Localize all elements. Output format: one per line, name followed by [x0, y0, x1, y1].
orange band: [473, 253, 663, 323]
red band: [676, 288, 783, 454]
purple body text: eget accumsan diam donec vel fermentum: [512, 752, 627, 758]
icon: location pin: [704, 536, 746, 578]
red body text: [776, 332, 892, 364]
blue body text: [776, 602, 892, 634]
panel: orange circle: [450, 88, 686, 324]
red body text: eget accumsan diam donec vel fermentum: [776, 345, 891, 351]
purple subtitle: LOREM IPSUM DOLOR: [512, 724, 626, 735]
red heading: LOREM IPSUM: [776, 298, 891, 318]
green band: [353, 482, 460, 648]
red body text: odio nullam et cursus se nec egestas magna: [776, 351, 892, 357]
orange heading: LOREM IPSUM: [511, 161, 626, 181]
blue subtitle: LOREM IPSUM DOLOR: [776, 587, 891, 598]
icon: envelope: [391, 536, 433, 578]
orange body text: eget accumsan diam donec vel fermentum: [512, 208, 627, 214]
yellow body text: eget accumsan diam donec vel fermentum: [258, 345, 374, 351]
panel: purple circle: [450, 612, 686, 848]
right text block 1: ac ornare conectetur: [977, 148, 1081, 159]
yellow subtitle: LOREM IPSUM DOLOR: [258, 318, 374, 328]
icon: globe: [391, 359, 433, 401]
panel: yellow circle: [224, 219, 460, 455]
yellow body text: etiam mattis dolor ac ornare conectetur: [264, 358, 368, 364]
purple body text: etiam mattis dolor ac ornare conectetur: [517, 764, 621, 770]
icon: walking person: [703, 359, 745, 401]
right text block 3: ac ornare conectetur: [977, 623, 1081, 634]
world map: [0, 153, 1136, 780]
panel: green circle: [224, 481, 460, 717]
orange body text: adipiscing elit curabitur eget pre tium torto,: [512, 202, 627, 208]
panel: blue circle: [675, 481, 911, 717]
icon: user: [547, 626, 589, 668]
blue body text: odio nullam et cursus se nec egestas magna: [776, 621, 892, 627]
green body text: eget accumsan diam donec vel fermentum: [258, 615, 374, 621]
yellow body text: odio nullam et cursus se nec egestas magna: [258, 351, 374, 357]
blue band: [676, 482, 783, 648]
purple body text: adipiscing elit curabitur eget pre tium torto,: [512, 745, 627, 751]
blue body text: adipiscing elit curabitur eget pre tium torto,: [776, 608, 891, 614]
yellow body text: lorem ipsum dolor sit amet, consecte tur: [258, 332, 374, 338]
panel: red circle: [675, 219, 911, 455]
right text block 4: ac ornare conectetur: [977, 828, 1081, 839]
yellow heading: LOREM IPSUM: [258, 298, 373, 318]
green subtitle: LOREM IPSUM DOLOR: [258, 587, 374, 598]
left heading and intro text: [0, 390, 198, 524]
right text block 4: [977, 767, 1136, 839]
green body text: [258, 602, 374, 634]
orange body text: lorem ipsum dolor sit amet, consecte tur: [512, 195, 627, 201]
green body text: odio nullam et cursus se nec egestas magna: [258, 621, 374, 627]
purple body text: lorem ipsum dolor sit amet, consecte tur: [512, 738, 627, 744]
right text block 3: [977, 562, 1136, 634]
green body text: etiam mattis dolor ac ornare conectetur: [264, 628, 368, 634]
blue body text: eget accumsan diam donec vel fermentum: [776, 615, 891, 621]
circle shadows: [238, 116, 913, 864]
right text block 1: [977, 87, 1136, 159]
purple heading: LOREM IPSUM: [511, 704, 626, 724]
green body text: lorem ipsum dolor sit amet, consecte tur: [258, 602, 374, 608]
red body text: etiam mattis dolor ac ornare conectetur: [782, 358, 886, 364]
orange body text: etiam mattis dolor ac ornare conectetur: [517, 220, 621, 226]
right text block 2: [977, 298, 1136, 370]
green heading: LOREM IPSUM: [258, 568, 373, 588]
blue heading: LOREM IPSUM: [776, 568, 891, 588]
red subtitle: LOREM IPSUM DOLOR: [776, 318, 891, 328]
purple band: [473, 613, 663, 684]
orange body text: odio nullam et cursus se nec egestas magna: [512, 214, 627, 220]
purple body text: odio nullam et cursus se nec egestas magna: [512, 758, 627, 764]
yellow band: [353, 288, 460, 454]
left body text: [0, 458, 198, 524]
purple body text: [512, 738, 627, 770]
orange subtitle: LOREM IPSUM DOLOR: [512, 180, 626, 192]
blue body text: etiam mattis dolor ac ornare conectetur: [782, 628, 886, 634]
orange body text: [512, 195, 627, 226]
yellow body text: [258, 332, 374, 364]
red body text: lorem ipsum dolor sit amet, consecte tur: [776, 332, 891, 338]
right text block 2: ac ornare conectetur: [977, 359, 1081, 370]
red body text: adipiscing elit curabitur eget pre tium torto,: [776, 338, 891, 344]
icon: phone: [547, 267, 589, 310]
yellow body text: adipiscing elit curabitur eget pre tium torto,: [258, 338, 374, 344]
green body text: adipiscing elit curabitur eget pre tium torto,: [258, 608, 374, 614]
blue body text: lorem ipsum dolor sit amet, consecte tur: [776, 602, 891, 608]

-.-.-

→ What the task requires
Reproduce all of the items above verbatim, keeping each line and its order unchanged.

→ Output
Localize all elements. Output format: one per line, name followed by [x0, y0, x1, y1].
orange band: [473, 253, 663, 323]
red band: [676, 288, 783, 454]
purple body text: eget accumsan diam donec vel fermentum: [512, 752, 627, 758]
icon: location pin: [704, 536, 746, 578]
red body text: [776, 332, 892, 364]
blue body text: [776, 602, 892, 634]
panel: orange circle: [450, 88, 686, 324]
red body text: eget accumsan diam donec vel fermentum: [776, 345, 891, 351]
purple subtitle: LOREM IPSUM DOLOR: [512, 724, 626, 735]
red heading: LOREM IPSUM: [776, 298, 891, 318]
green band: [353, 482, 460, 648]
red body text: odio nullam et cursus se nec egestas magna: [776, 351, 892, 357]
orange heading: LOREM IPSUM: [511, 161, 626, 181]
blue subtitle: LOREM IPSUM DOLOR: [776, 587, 891, 598]
icon: envelope: [391, 536, 433, 578]
orange body text: eget accumsan diam donec vel fermentum: [512, 208, 627, 214]
yellow body text: eget accumsan diam donec vel fermentum: [258, 345, 374, 351]
panel: purple circle: [450, 612, 686, 848]
right text block 1: ac ornare conectetur: [977, 148, 1081, 159]
yellow subtitle: LOREM IPSUM DOLOR: [258, 318, 374, 328]
icon: globe: [391, 359, 433, 401]
panel: yellow circle: [224, 219, 460, 455]
yellow body text: etiam mattis dolor ac ornare conectetur: [264, 358, 368, 364]
purple body text: etiam mattis dolor ac ornare conectetur: [517, 764, 621, 770]
icon: walking person: [703, 359, 745, 401]
right text block 3: ac ornare conectetur: [977, 623, 1081, 634]
world map: [0, 153, 1136, 780]
panel: green circle: [224, 481, 460, 717]
orange body text: adipiscing elit curabitur eget pre tium torto,: [512, 202, 627, 208]
panel: blue circle: [675, 481, 911, 717]
icon: user: [547, 626, 589, 668]
blue body text: odio nullam et cursus se nec egestas magna: [776, 621, 892, 627]
green body text: eget accumsan diam donec vel fermentum: [258, 615, 374, 621]
yellow body text: odio nullam et cursus se nec egestas magna: [258, 351, 374, 357]
blue band: [676, 482, 783, 648]
purple body text: adipiscing elit curabitur eget pre tium torto,: [512, 745, 627, 751]
blue body text: adipiscing elit curabitur eget pre tium torto,: [776, 608, 891, 614]
yellow body text: lorem ipsum dolor sit amet, consecte tur: [258, 332, 374, 338]
panel: red circle: [675, 219, 911, 455]
right text block 4: ac ornare conectetur: [977, 828, 1081, 839]
yellow heading: LOREM IPSUM: [258, 298, 373, 318]
green subtitle: LOREM IPSUM DOLOR: [258, 587, 374, 598]
left heading and intro text: [0, 390, 198, 524]
right text block 4: [977, 767, 1136, 839]
green body text: [258, 602, 374, 634]
orange body text: lorem ipsum dolor sit amet, consecte tur: [512, 195, 627, 201]
green body text: odio nullam et cursus se nec egestas magna: [258, 621, 374, 627]
purple body text: lorem ipsum dolor sit amet, consecte tur: [512, 738, 627, 744]
right text block 3: [977, 562, 1136, 634]
green body text: etiam mattis dolor ac ornare conectetur: [264, 628, 368, 634]
blue body text: eget accumsan diam donec vel fermentum: [776, 615, 891, 621]
circle shadows: [238, 116, 913, 864]
right text block 1: [977, 87, 1136, 159]
purple heading: LOREM IPSUM: [511, 704, 626, 724]
green body text: lorem ipsum dolor sit amet, consecte tur: [258, 602, 374, 608]
red body text: etiam mattis dolor ac ornare conectetur: [782, 358, 886, 364]
orange body text: etiam mattis dolor ac ornare conectetur: [517, 220, 621, 226]
right text block 2: [977, 298, 1136, 370]
green heading: LOREM IPSUM: [258, 568, 373, 588]
blue heading: LOREM IPSUM: [776, 568, 891, 588]
red subtitle: LOREM IPSUM DOLOR: [776, 318, 891, 328]
purple band: [473, 613, 663, 684]
orange body text: odio nullam et cursus se nec egestas magna: [512, 214, 627, 220]
purple body text: odio nullam et cursus se nec egestas magna: [512, 758, 627, 764]
yellow band: [353, 288, 460, 454]
left body text: [0, 458, 198, 524]
purple body text: [512, 738, 627, 770]
orange subtitle: LOREM IPSUM DOLOR: [512, 180, 626, 192]
blue body text: etiam mattis dolor ac ornare conectetur: [782, 628, 886, 634]
orange body text: [512, 195, 627, 226]
yellow body text: [258, 332, 374, 364]
red body text: lorem ipsum dolor sit amet, consecte tur: [776, 332, 891, 338]
right text block 2: ac ornare conectetur: [977, 359, 1081, 370]
red body text: adipiscing elit curabitur eget pre tium torto,: [776, 338, 891, 344]
icon: phone: [547, 267, 589, 310]
yellow body text: adipiscing elit curabitur eget pre tium torto,: [258, 338, 374, 344]
green body text: adipiscing elit curabitur eget pre tium torto,: [258, 608, 374, 614]
blue body text: lorem ipsum dolor sit amet, consecte tur: [776, 602, 891, 608]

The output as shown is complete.